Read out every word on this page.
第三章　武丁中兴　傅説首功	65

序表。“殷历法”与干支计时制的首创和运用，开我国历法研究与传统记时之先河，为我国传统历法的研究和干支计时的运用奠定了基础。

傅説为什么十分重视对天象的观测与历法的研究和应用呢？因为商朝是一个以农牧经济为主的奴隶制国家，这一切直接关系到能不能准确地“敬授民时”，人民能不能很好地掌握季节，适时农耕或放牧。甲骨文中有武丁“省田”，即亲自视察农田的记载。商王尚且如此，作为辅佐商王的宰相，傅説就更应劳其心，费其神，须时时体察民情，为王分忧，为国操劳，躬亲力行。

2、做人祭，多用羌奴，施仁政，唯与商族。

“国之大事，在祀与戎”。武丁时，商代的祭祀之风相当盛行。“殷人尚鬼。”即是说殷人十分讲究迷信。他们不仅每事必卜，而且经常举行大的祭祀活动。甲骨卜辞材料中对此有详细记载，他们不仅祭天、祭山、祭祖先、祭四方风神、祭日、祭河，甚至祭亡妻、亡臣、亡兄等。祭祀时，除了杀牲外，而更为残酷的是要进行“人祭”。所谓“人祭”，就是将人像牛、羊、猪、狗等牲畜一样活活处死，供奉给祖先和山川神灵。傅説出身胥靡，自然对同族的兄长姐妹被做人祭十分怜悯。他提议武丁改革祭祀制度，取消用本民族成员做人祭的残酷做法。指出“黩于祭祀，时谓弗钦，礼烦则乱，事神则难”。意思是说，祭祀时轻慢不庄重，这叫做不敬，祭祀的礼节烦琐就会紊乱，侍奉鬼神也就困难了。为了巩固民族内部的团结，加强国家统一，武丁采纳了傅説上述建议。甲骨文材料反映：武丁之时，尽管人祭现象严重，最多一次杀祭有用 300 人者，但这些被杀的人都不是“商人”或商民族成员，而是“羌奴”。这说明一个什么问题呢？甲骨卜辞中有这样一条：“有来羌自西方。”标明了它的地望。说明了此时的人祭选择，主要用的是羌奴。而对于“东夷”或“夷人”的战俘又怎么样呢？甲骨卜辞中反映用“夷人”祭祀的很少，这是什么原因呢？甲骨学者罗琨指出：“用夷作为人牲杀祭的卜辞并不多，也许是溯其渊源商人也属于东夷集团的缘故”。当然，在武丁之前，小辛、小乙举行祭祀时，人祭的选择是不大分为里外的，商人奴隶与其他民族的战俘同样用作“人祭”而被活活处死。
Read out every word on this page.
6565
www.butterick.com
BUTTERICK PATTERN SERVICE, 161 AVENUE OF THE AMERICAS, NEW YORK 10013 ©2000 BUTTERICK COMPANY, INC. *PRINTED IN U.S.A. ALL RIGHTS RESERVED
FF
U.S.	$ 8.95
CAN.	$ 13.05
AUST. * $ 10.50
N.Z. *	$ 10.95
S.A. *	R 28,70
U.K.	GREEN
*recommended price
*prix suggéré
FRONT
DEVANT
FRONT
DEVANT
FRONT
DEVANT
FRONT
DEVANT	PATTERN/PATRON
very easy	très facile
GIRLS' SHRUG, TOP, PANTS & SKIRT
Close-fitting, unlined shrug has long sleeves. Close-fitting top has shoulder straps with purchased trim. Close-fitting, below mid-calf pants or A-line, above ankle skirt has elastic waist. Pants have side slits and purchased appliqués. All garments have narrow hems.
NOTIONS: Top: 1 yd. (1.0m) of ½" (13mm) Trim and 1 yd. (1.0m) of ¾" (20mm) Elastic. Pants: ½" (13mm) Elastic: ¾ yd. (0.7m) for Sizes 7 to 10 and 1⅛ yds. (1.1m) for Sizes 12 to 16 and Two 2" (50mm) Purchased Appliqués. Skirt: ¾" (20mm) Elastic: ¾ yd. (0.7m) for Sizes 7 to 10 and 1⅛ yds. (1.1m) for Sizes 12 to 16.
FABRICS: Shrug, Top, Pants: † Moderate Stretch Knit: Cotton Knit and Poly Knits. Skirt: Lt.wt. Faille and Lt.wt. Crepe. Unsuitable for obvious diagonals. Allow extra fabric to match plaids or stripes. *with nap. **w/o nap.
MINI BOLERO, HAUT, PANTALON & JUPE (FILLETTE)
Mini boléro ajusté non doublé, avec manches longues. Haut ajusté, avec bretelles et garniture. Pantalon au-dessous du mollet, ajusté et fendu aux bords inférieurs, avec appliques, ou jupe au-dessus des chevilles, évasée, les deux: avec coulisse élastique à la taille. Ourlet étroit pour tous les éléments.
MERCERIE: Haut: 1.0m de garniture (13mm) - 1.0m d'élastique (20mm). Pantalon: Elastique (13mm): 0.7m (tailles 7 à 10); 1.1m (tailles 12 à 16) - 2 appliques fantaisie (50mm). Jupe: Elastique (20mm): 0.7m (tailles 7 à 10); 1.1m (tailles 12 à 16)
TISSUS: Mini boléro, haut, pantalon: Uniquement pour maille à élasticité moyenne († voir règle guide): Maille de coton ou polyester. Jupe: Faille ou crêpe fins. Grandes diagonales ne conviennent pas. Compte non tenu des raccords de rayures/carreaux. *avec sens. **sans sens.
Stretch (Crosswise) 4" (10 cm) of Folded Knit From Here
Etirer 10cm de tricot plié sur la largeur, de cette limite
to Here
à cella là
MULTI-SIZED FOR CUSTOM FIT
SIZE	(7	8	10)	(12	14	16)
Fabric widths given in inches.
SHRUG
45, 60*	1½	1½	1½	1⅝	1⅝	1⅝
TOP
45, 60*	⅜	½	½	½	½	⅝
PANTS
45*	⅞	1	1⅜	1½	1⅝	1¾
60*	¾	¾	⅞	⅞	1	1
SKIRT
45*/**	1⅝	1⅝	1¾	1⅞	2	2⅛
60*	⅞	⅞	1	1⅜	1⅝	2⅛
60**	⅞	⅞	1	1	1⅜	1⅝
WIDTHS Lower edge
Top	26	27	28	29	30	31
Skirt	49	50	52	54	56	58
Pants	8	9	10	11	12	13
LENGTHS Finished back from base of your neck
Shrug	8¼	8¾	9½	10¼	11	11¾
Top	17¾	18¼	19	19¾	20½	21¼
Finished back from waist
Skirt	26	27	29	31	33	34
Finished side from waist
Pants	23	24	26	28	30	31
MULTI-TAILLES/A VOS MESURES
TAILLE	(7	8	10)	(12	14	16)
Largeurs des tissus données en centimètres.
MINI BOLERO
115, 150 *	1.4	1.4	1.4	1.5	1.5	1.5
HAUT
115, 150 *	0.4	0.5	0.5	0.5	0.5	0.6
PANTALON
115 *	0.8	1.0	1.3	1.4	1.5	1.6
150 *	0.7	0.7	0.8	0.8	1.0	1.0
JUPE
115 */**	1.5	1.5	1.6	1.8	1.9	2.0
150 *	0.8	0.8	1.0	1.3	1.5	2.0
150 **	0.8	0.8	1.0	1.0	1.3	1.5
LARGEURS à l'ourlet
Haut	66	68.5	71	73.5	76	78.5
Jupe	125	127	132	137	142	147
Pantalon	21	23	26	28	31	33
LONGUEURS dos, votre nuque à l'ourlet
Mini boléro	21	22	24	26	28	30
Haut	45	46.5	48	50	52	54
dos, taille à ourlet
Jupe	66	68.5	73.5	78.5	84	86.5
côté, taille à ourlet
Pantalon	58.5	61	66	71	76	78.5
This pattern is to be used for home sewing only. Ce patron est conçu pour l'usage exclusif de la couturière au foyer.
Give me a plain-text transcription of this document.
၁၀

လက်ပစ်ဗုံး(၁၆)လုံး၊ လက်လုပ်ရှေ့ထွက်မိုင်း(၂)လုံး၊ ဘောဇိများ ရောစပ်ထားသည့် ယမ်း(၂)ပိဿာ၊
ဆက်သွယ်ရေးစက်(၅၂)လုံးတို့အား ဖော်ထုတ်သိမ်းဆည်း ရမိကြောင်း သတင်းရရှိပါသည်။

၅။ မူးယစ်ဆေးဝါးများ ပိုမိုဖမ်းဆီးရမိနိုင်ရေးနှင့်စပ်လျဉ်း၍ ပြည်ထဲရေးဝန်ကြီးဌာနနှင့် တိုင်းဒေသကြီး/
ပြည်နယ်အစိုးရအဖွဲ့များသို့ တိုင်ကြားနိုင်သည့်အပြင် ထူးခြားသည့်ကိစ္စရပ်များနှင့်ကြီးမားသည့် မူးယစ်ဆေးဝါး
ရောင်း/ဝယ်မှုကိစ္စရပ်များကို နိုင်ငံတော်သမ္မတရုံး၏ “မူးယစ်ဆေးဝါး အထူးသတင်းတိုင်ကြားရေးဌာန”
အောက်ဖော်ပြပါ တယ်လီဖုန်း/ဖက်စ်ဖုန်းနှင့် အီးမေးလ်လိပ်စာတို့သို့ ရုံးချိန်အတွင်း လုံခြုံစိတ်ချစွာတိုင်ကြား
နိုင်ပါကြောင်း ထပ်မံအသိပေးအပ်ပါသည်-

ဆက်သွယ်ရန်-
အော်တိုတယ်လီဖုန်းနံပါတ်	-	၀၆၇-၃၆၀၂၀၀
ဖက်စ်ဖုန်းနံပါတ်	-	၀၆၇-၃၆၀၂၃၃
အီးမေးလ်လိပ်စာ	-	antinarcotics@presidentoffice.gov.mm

• • •

### WRITTEN PROBLEM:
Include both ends. Return the line holding "Give me a plain-text" and all lines after it in the records above, exactly as written.

### RESULT FOR THIS EXERCISE:
Give me a plain-text transcription of this document.
၁၀

လက်ပစ်ဗုံး(၁၆)လုံး၊ လက်လုပ်ရှေ့ထွက်မိုင်း(၂)လုံး၊ ဘောဇိများ ရောစပ်ထားသည့် ယမ်း(၂)ပိဿာ၊
ဆက်သွယ်ရေးစက်(၅၂)လုံးတို့အား ဖော်ထုတ်သိမ်းဆည်း ရမိကြောင်း သတင်းရရှိပါသည်။

၅။ မူးယစ်ဆေးဝါးများ ပိုမိုဖမ်းဆီးရမိနိုင်ရေးနှင့်စပ်လျဉ်း၍ ပြည်ထဲရေးဝန်ကြီးဌာနနှင့် တိုင်းဒေသကြီး/
ပြည်နယ်အစိုးရအဖွဲ့များသို့ တိုင်ကြားနိုင်သည့်အပြင် ထူးခြားသည့်ကိစ္စရပ်များနှင့်ကြီးမားသည့် မူးယစ်ဆေးဝါး
ရောင်း/ဝယ်မှုကိစ္စရပ်များကို နိုင်ငံတော်သမ္မတရုံး၏ “မူးယစ်ဆေးဝါး အထူးသတင်းတိုင်ကြားရေးဌာန”
အောက်ဖော်ပြပါ တယ်လီဖုန်း/ဖက်စ်ဖုန်းနှင့် အီးမေးလ်လိပ်စာတို့သို့ ရုံးချိန်အတွင်း လုံခြုံစိတ်ချစွာတိုင်ကြား
နိုင်ပါကြောင်း ထပ်မံအသိပေးအပ်ပါသည်-

ဆက်သွယ်ရန်-
အော်တိုတယ်လီဖုန်းနံပါတ်	-	၀၆၇-၃၆၀၂၀၀
ဖက်စ်ဖုန်းနံပါတ်	-	၀၆၇-၃၆၀၂၃၃
အီးမေးလ်လိပ်စာ	-	antinarcotics@presidentoffice.gov.mm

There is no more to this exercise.